Raw records
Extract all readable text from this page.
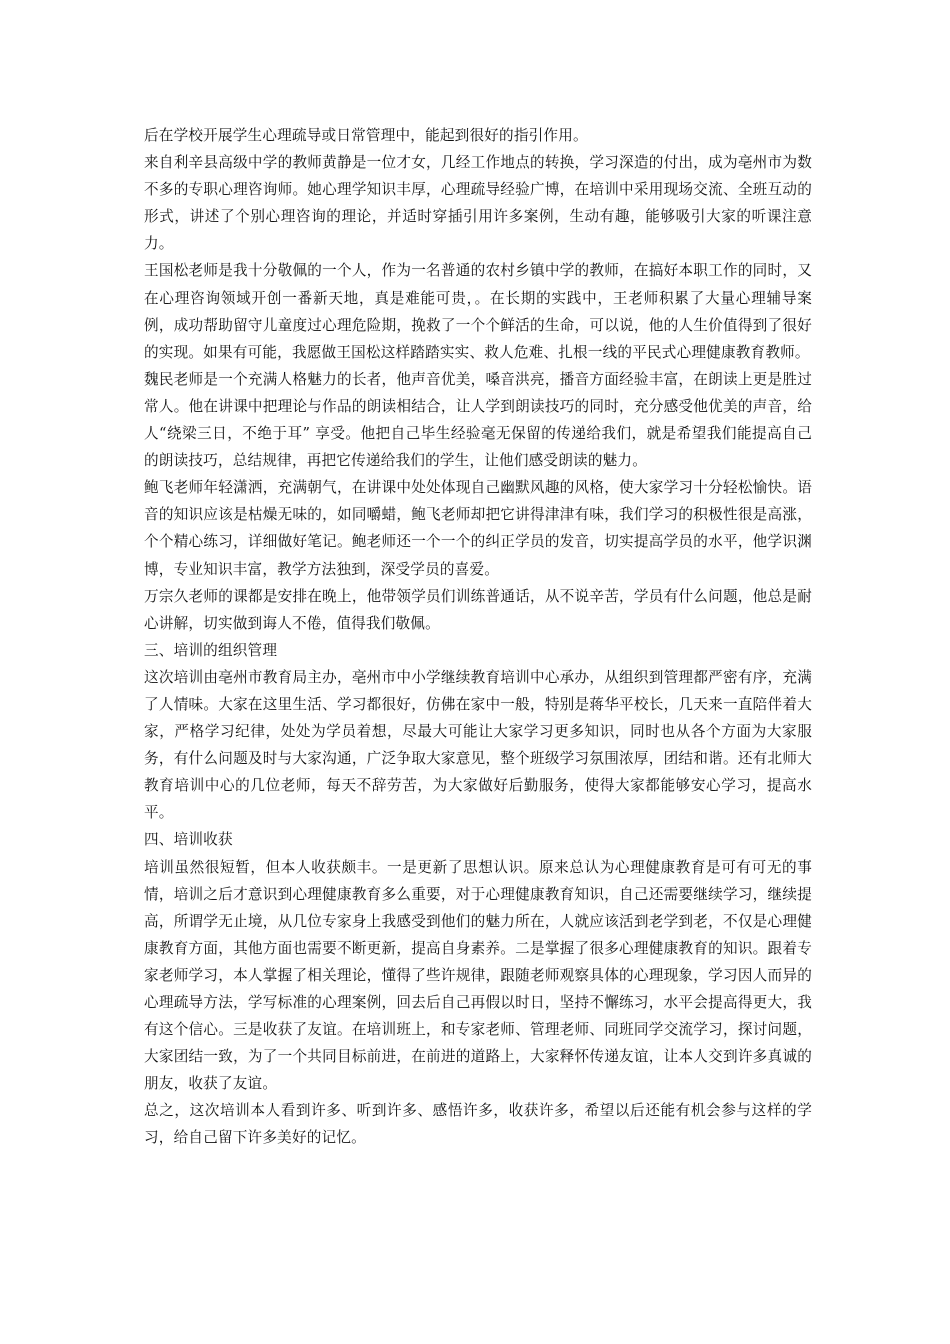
后在学校开展学生心理疏导或日常管理中，能起到很好的指引作用。

来自利辛县高级中学的教师黄静是一位才女，几经工作地点的转换，学习深造的付出，成为亳州市为数不多的专职心理咨询师。她心理学知识丰厚，心理疏导经验广博，在培训中采用现场交流、全班互动的形式，讲述了个别心理咨询的理论，并适时穿插引用许多案例，生动有趣，能够吸引大家的听课注意力。

王国松老师是我十分敬佩的一个人，作为一名普通的农村乡镇中学的教师，在搞好本职工作的同时，又在心理咨询领域开创一番新天地，真是难能可贵，。在长期的实践中，王老师积累了大量心理辅导案例，成功帮助留守儿童度过心理危险期，挽救了一个个鲜活的生命，可以说，他的人生价值得到了很好的实现。如果有可能，我愿做王国松这样踏踏实实、救人危难、扎根一线的平民式心理健康教育教师。

魏民老师是一个充满人格魅力的长者，他声音优美，嗓音洪亮，播音方面经验丰富，在朗读上更是胜过常人。他在讲课中把理论与作品的朗读相结合，让人学到朗读技巧的同时，充分感受他优美的声音，给人“绕梁三日，不绝于耳” 享受。他把自己毕生经验毫无保留的传递给我们，就是希望我们能提高自己的朗读技巧，总结规律，再把它传递给我们的学生，让他们感受朗读的魅力。

鲍飞老师年轻潇洒，充满朝气，在讲课中处处体现自己幽默风趣的风格，使大家学习十分轻松愉快。语音的知识应该是枯燥无味的，如同嚼蜡，鲍飞老师却把它讲得津津有味，我们学习的积极性很是高涨，个个精心练习，详细做好笔记。鲍老师还一个一个的纠正学员的发音，切实提高学员的水平，他学识渊博，专业知识丰富，教学方法独到，深受学员的喜爱。

万宗久老师的课都是安排在晚上，他带领学员们训练普通话，从不说辛苦，学员有什么问题，他总是耐心讲解，切实做到诲人不倦，值得我们敬佩。

三、培训的组织管理

这次培训由亳州市教育局主办，亳州市中小学继续教育培训中心承办，从组织到管理都严密有序，充满了人情味。大家在这里生活、学习都很好，仿佛在家中一般，特别是蒋华平校长，几天来一直陪伴着大家，严格学习纪律，处处为学员着想，尽最大可能让大家学习更多知识，同时也从各个方面为大家服务，有什么问题及时与大家沟通，广泛争取大家意见，整个班级学习氛围浓厚，团结和谐。还有北师大教育培训中心的几位老师，每天不辞劳苦，为大家做好后勤服务，使得大家都能够安心学习，提高水平。

四、培训收获

培训虽然很短暂，但本人收获颇丰。一是更新了思想认识。原来总认为心理健康教育是可有可无的事情，培训之后才意识到心理健康教育多么重要，对于心理健康教育知识，自己还需要继续学习，继续提高，所谓学无止境，从几位专家身上我感受到他们的魅力所在，人就应该活到老学到老，不仅是心理健康教育方面，其他方面也需要不断更新，提高自身素养。二是掌握了很多心理健康教育的知识。跟着专家老师学习，本人掌握了相关理论，懂得了些许规律，跟随老师观察具体的心理现象，学习因人而异的心理疏导方法，学写标准的心理案例，回去后自己再假以时日，坚持不懈练习，水平会提高得更大，我有这个信心。三是收获了友谊。在培训班上，和专家老师、管理老师、同班同学交流学习，探讨问题，大家团结一致，为了一个共同目标前进，在前进的道路上，大家释怀传递友谊，让本人交到许多真诚的朋友，收获了友谊。

总之，这次培训本人看到许多、听到许多、感悟许多，收获许多，希望以后还能有机会参与这样的学习，给自己留下许多美好的记忆。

• _Aim of the task_
Your task is to copy the entries in full and exactly, without any images.

• _Written answer_
Extract all readable text from this page.
后在学校开展学生心理疏导或日常管理中，能起到很好的指引作用。

来自利辛县高级中学的教师黄静是一位才女，几经工作地点的转换，学习深造的付出，成为亳州市为数不多的专职心理咨询师。她心理学知识丰厚，心理疏导经验广博，在培训中采用现场交流、全班互动的形式，讲述了个别心理咨询的理论，并适时穿插引用许多案例，生动有趣，能够吸引大家的听课注意力。

王国松老师是我十分敬佩的一个人，作为一名普通的农村乡镇中学的教师，在搞好本职工作的同时，又在心理咨询领域开创一番新天地，真是难能可贵，。在长期的实践中，王老师积累了大量心理辅导案例，成功帮助留守儿童度过心理危险期，挽救了一个个鲜活的生命，可以说，他的人生价值得到了很好的实现。如果有可能，我愿做王国松这样踏踏实实、救人危难、扎根一线的平民式心理健康教育教师。

魏民老师是一个充满人格魅力的长者，他声音优美，嗓音洪亮，播音方面经验丰富，在朗读上更是胜过常人。他在讲课中把理论与作品的朗读相结合，让人学到朗读技巧的同时，充分感受他优美的声音，给人“绕梁三日，不绝于耳” 享受。他把自己毕生经验毫无保留的传递给我们，就是希望我们能提高自己的朗读技巧，总结规律，再把它传递给我们的学生，让他们感受朗读的魅力。

鲍飞老师年轻潇洒，充满朝气，在讲课中处处体现自己幽默风趣的风格，使大家学习十分轻松愉快。语音的知识应该是枯燥无味的，如同嚼蜡，鲍飞老师却把它讲得津津有味，我们学习的积极性很是高涨，个个精心练习，详细做好笔记。鲍老师还一个一个的纠正学员的发音，切实提高学员的水平，他学识渊博，专业知识丰富，教学方法独到，深受学员的喜爱。

万宗久老师的课都是安排在晚上，他带领学员们训练普通话，从不说辛苦，学员有什么问题，他总是耐心讲解，切实做到诲人不倦，值得我们敬佩。

三、培训的组织管理

这次培训由亳州市教育局主办，亳州市中小学继续教育培训中心承办，从组织到管理都严密有序，充满了人情味。大家在这里生活、学习都很好，仿佛在家中一般，特别是蒋华平校长，几天来一直陪伴着大家，严格学习纪律，处处为学员着想，尽最大可能让大家学习更多知识，同时也从各个方面为大家服务，有什么问题及时与大家沟通，广泛争取大家意见，整个班级学习氛围浓厚，团结和谐。还有北师大教育培训中心的几位老师，每天不辞劳苦，为大家做好后勤服务，使得大家都能够安心学习，提高水平。

四、培训收获

培训虽然很短暂，但本人收获颇丰。一是更新了思想认识。原来总认为心理健康教育是可有可无的事情，培训之后才意识到心理健康教育多么重要，对于心理健康教育知识，自己还需要继续学习，继续提高，所谓学无止境，从几位专家身上我感受到他们的魅力所在，人就应该活到老学到老，不仅是心理健康教育方面，其他方面也需要不断更新，提高自身素养。二是掌握了很多心理健康教育的知识。跟着专家老师学习，本人掌握了相关理论，懂得了些许规律，跟随老师观察具体的心理现象，学习因人而异的心理疏导方法，学写标准的心理案例，回去后自己再假以时日，坚持不懈练习，水平会提高得更大，我有这个信心。三是收获了友谊。在培训班上，和专家老师、管理老师、同班同学交流学习，探讨问题，大家团结一致，为了一个共同目标前进，在前进的道路上，大家释怀传递友谊，让本人交到许多真诚的朋友，收获了友谊。

总之，这次培训本人看到许多、听到许多、感悟许多，收获许多，希望以后还能有机会参与这样的学习，给自己留下许多美好的记忆。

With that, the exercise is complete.